= Request =
Exactly as written, retype the listing below, omitting the pictures.

= Recorded data =
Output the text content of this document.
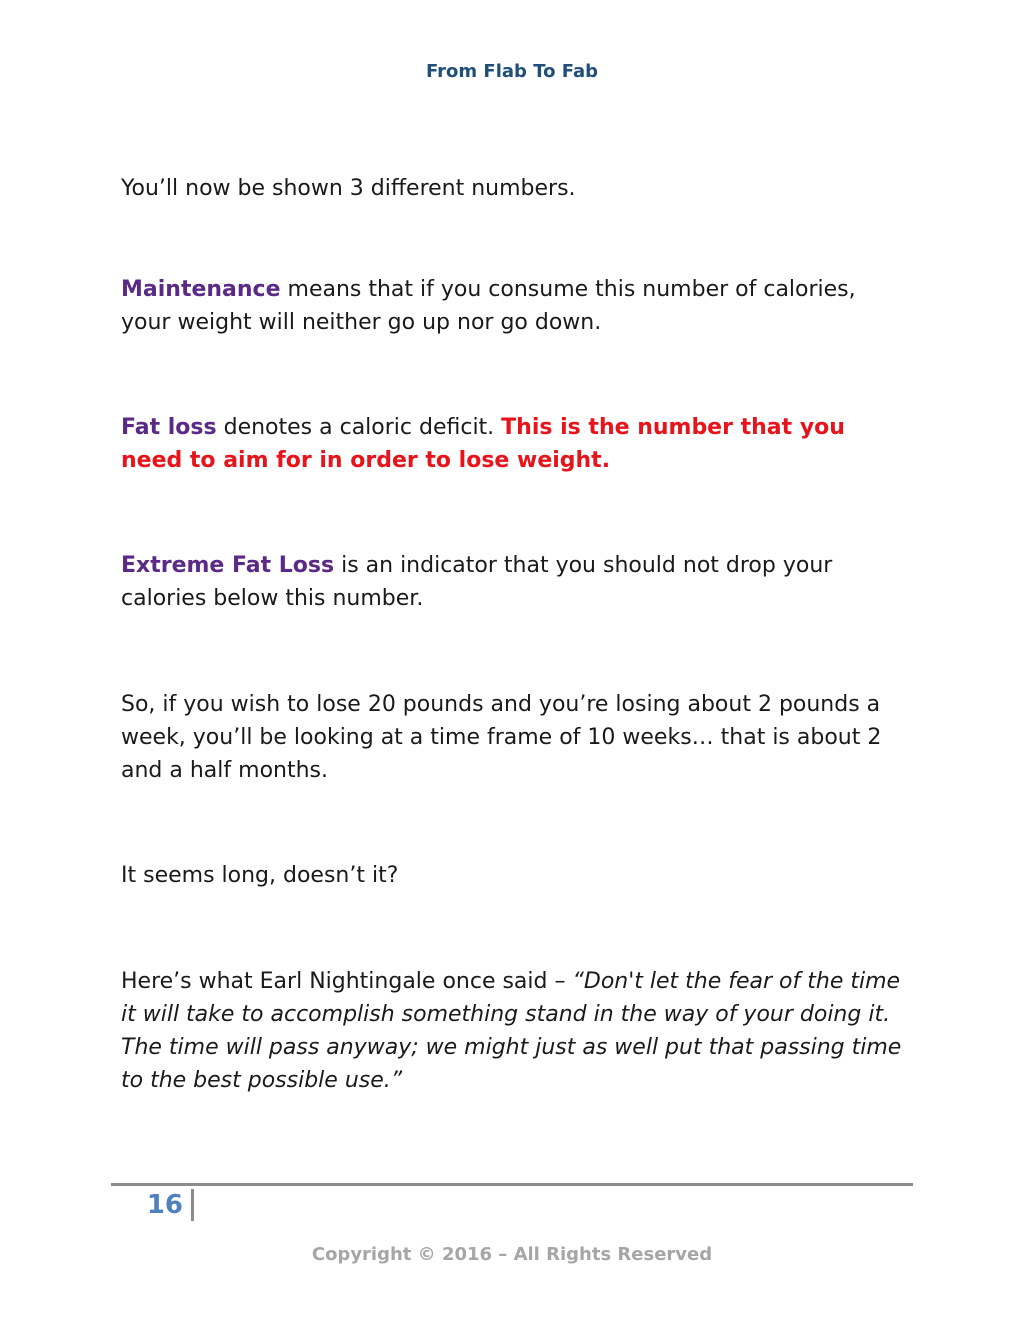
From Flab To Fab

You’ll now be shown 3 different numbers.

Maintenance means that if you consume this number of calories, your weight will neither go up nor go down.

Fat loss denotes a caloric deficit. This is the number that you need to aim for in order to lose weight.

Extreme Fat Loss is an indicator that you should not drop your calories below this number.

So, if you wish to lose 20 pounds and you’re losing about 2 pounds a week, you’ll be looking at a time frame of 10 weeks… that is about 2 and a half months.

It seems long, doesn’t it?

Here’s what Earl Nightingale once said – “Don't let the fear of the time it will take to accomplish something stand in the way of your doing it. The time will pass anyway; we might just as well put that passing time to the best possible use.”

16
Copyright © 2016 – All Rights Reserved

= Exercise result =
Output the text content of this document.
From Flab To Fab

You’ll now be shown 3 different numbers.

Maintenance means that if you consume this number of calories, your weight will neither go up nor go down.

Fat loss denotes a caloric deficit. This is the number that you need to aim for in order to lose weight.

Extreme Fat Loss is an indicator that you should not drop your calories below this number.

So, if you wish to lose 20 pounds and you’re losing about 2 pounds a week, you’ll be looking at a time frame of 10 weeks… that is about 2 and a half months.

It seems long, doesn’t it?

Here’s what Earl Nightingale once said – “Don't let the fear of the time it will take to accomplish something stand in the way of your doing it. The time will pass anyway; we might just as well put that passing time to the best possible use.”

16
Copyright © 2016 – All Rights Reserved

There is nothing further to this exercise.